**What to produce**
Scan the records for the line containing "Give me a plain-text"; extract it and all later lines, verbatim, through the end, and nothing before it.

----

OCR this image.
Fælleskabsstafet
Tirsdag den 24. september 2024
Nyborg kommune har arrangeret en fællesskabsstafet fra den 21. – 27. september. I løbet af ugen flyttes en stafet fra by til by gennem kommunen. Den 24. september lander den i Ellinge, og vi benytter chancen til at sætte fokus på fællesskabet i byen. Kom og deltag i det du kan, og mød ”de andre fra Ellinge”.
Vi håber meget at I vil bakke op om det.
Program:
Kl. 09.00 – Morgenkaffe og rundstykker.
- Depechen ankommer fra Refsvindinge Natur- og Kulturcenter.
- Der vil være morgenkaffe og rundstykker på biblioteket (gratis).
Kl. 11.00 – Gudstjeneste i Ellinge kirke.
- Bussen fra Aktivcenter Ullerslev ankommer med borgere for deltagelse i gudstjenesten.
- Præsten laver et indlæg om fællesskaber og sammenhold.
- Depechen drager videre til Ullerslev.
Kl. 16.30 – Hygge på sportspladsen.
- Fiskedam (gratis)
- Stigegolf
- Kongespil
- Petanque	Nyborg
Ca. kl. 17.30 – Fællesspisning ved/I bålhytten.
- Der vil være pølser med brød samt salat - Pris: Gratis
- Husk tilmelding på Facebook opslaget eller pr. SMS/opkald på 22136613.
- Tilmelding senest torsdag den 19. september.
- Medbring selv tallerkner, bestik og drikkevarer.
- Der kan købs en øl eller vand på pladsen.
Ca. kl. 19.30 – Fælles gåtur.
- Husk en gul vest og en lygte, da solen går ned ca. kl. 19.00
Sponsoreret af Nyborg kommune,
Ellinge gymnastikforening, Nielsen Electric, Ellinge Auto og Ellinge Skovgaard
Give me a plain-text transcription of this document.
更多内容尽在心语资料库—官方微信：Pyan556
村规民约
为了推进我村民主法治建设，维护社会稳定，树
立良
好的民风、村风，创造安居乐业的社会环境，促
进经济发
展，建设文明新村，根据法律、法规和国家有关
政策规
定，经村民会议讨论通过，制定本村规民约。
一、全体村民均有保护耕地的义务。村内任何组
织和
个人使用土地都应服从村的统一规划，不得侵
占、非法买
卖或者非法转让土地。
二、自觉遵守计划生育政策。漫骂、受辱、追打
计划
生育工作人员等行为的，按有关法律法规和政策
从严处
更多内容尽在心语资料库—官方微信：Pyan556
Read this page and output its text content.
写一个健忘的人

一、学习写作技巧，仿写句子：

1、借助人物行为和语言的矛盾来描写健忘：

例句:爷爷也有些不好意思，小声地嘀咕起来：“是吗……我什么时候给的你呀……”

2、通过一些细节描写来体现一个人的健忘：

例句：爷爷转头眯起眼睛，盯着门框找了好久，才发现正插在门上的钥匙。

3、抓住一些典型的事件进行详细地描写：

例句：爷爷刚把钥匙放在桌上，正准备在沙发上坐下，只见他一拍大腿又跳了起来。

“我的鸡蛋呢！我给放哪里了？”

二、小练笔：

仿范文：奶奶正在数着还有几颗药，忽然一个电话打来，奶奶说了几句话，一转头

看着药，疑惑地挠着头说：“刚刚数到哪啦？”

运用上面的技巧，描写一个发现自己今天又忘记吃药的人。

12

----

**Task solution**
Give me a plain-text transcription of this document.
更多内容尽在心语资料库—官方微信：Pyan556
村规民约
为了推进我村民主法治建设，维护社会稳定，树
立良
好的民风、村风，创造安居乐业的社会环境，促
进经济发
展，建设文明新村，根据法律、法规和国家有关
政策规
定，经村民会议讨论通过，制定本村规民约。
一、全体村民均有保护耕地的义务。村内任何组
织和
个人使用土地都应服从村的统一规划，不得侵
占、非法买
卖或者非法转让土地。
二、自觉遵守计划生育政策。漫骂、受辱、追打
计划
生育工作人员等行为的，按有关法律法规和政策
从严处
更多内容尽在心语资料库—官方微信：Pyan556
Read this page and output its text content.
写一个健忘的人

一、学习写作技巧，仿写句子：

1、借助人物行为和语言的矛盾来描写健忘：

例句:爷爷也有些不好意思，小声地嘀咕起来：“是吗……我什么时候给的你呀……”

2、通过一些细节描写来体现一个人的健忘：

例句：爷爷转头眯起眼睛，盯着门框找了好久，才发现正插在门上的钥匙。

3、抓住一些典型的事件进行详细地描写：

例句：爷爷刚把钥匙放在桌上，正准备在沙发上坐下，只见他一拍大腿又跳了起来。

“我的鸡蛋呢！我给放哪里了？”

二、小练笔：

仿范文：奶奶正在数着还有几颗药，忽然一个电话打来，奶奶说了几句话，一转头

看着药，疑惑地挠着头说：“刚刚数到哪啦？”

运用上面的技巧，描写一个发现自己今天又忘记吃药的人。

12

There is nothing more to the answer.